OBJECTIVE:
Count how many lines below include the string "screenshot", and give that number without anything else.

(Dataset excerpts)
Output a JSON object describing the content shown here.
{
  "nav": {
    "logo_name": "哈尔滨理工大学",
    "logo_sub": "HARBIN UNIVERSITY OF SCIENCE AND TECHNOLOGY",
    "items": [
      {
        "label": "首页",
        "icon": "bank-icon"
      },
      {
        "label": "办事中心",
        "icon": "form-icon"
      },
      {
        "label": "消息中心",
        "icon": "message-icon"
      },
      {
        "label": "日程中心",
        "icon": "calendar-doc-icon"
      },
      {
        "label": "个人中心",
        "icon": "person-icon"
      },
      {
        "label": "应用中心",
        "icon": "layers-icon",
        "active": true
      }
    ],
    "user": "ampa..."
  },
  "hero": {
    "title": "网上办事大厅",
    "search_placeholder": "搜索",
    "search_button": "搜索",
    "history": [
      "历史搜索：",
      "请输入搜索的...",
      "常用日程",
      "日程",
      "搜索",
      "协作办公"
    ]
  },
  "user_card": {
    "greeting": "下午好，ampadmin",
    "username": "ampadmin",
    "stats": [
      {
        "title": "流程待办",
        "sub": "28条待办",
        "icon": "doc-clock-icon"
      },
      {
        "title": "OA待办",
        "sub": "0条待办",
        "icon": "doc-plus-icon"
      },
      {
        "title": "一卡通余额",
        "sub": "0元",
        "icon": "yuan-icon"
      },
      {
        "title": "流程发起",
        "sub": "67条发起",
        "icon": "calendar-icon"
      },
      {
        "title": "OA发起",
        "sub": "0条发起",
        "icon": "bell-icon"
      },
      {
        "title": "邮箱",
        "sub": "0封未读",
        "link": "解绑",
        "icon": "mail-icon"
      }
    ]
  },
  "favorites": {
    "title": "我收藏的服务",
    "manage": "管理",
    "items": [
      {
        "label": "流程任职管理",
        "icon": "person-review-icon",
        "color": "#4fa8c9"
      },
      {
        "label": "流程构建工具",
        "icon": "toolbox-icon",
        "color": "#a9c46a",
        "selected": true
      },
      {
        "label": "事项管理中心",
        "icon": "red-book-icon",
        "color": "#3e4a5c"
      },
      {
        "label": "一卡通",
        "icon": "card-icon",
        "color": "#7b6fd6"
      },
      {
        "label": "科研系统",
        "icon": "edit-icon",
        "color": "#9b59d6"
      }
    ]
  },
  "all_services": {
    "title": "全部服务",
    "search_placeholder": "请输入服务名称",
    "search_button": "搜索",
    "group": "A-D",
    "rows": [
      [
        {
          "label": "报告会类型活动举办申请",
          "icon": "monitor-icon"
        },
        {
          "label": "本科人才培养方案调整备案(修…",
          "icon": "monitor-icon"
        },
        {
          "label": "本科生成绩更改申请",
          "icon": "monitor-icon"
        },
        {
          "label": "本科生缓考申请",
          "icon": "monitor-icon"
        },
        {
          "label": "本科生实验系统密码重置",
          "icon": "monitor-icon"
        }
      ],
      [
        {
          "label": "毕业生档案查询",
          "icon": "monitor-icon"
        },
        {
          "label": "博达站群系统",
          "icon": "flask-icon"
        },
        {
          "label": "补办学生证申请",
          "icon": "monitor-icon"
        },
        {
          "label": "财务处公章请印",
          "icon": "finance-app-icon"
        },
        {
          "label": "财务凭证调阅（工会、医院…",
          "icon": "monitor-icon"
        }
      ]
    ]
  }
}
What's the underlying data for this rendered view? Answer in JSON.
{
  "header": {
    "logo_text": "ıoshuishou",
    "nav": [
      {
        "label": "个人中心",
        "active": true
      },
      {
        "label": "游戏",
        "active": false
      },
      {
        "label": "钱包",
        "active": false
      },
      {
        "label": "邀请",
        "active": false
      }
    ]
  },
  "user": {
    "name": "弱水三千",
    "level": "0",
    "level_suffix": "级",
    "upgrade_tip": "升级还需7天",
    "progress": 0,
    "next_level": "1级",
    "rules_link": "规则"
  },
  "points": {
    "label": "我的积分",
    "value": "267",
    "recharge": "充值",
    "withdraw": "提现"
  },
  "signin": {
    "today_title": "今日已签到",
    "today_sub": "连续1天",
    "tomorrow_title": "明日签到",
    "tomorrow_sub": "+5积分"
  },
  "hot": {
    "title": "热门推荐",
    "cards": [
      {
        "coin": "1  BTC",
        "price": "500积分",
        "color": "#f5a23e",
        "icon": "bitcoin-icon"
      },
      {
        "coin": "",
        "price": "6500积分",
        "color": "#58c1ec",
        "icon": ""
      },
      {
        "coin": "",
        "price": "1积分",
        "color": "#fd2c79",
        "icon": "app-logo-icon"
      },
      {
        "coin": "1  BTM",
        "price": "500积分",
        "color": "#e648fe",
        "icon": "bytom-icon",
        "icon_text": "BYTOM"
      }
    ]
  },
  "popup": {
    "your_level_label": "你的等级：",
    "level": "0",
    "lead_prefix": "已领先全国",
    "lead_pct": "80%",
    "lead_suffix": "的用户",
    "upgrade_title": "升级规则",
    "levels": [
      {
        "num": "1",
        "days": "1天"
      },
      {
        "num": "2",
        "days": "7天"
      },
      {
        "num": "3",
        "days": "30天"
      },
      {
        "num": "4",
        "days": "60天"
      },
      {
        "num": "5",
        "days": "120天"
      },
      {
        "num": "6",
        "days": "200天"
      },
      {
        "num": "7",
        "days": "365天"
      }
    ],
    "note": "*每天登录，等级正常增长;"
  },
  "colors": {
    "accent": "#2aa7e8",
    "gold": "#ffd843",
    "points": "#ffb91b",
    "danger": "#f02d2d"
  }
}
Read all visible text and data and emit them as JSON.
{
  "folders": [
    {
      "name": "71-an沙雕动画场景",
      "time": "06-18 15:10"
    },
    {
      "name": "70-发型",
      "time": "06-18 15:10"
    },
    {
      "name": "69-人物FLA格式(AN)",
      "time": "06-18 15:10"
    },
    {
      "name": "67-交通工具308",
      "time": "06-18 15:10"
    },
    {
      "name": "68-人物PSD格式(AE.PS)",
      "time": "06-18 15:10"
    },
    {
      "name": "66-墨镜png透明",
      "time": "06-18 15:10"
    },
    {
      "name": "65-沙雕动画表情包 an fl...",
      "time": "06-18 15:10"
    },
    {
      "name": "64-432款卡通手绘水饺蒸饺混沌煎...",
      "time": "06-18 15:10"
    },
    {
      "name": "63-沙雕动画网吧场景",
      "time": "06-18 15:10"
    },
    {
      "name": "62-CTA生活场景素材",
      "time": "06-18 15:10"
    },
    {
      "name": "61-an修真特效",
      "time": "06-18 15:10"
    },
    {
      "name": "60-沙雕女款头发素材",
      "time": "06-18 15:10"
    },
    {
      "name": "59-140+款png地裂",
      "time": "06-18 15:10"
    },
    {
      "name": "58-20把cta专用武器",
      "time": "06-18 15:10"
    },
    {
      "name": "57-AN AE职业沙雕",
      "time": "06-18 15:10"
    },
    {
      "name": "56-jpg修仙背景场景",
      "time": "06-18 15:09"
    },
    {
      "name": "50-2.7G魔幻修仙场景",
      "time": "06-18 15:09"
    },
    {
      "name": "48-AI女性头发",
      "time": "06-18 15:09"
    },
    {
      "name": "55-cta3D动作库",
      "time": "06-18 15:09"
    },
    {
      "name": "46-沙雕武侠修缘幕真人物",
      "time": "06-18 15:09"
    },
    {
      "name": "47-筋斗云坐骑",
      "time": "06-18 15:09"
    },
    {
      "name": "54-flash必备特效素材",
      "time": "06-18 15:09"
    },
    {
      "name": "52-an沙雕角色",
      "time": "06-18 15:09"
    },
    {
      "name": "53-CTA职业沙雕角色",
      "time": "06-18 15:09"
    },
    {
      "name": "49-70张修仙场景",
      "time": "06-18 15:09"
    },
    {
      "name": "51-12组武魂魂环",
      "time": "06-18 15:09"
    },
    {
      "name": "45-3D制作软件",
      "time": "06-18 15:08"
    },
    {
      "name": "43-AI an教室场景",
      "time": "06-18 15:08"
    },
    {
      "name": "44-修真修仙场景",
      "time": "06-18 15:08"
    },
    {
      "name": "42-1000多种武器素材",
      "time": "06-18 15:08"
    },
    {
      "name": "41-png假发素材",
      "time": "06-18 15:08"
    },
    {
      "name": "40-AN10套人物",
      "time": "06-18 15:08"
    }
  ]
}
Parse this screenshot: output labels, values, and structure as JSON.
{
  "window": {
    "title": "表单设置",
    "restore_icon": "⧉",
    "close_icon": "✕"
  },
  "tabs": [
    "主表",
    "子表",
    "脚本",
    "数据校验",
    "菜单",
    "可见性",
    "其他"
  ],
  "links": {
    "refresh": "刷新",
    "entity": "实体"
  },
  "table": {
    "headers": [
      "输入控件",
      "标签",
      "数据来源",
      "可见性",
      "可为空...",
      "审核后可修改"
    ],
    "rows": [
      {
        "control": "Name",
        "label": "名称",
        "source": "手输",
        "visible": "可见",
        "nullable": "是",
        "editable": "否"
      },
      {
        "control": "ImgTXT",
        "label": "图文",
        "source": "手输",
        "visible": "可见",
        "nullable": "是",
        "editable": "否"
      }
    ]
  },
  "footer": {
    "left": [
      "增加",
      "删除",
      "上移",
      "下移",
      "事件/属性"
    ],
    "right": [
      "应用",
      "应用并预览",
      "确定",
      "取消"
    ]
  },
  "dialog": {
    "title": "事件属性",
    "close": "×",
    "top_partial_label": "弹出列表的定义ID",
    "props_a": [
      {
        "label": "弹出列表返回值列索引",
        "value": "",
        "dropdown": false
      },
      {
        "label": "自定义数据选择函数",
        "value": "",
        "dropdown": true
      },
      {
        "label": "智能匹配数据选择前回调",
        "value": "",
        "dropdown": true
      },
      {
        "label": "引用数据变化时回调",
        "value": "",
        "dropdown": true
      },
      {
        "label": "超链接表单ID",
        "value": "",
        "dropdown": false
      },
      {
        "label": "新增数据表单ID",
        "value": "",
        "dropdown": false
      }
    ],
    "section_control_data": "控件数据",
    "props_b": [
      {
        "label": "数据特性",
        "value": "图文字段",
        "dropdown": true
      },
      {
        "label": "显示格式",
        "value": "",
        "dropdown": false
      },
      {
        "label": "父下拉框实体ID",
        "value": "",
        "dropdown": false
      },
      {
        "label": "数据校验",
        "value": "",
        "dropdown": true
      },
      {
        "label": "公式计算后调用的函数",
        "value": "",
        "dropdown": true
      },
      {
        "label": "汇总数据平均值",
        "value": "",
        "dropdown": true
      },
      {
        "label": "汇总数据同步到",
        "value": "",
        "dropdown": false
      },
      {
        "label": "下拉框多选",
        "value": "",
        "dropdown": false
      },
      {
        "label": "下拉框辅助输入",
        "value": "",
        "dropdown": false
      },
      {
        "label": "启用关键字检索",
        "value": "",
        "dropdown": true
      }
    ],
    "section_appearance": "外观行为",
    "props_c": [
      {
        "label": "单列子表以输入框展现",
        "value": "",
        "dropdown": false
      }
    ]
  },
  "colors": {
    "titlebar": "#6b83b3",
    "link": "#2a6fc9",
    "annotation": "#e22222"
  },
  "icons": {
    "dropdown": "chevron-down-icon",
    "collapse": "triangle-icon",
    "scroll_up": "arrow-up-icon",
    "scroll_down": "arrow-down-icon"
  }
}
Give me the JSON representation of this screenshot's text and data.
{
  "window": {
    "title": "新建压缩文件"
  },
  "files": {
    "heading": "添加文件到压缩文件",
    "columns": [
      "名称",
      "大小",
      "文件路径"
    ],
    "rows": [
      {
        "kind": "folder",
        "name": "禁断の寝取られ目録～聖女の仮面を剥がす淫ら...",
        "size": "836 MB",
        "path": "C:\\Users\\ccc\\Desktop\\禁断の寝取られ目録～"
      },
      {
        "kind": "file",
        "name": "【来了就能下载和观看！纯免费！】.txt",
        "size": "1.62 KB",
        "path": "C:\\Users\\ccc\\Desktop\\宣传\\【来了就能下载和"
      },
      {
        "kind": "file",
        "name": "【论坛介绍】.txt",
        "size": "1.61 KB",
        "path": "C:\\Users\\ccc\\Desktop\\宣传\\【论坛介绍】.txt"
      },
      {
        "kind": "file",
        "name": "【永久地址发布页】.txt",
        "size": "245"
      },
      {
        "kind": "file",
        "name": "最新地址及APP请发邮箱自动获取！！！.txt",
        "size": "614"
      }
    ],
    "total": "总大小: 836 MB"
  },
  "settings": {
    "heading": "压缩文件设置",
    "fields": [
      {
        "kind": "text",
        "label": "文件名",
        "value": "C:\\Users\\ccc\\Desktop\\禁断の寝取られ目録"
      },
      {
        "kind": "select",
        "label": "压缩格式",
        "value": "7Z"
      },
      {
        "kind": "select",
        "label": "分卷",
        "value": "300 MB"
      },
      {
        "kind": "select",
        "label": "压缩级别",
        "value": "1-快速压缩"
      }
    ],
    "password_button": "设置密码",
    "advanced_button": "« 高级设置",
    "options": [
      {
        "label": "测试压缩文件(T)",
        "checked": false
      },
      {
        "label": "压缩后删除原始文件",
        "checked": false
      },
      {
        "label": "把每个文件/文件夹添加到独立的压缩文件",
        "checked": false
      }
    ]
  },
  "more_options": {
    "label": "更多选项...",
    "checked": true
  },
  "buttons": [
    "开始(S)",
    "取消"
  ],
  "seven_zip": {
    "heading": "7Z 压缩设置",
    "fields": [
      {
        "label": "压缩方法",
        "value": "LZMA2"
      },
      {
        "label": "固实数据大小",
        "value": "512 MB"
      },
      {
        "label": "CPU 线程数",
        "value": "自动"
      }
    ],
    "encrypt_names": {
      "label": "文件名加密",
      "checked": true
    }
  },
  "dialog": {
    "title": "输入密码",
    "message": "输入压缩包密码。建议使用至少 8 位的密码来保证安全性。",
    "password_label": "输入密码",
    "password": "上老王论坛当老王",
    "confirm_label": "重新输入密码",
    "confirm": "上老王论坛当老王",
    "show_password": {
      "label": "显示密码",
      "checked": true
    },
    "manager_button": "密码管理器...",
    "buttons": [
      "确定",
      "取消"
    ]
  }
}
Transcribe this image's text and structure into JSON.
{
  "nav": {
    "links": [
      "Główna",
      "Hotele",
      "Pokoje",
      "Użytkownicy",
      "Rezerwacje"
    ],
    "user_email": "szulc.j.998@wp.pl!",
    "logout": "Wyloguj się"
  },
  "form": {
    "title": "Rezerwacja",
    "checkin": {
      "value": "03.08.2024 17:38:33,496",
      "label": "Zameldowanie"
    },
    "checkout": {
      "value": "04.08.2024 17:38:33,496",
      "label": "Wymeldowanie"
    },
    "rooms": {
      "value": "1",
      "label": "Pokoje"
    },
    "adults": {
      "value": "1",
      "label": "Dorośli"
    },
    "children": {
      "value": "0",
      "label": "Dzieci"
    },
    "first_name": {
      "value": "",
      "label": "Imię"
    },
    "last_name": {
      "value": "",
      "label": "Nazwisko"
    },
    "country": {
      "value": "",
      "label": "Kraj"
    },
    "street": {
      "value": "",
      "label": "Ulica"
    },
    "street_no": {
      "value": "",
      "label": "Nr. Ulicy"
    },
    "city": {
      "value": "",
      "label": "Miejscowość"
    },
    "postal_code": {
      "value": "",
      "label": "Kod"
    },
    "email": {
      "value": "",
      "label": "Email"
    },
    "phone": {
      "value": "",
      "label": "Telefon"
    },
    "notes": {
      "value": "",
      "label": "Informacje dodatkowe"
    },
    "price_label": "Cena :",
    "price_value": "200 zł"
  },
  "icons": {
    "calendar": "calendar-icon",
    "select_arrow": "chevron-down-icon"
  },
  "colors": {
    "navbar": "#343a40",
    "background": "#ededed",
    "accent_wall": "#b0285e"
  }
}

CORRECT RESULT:
2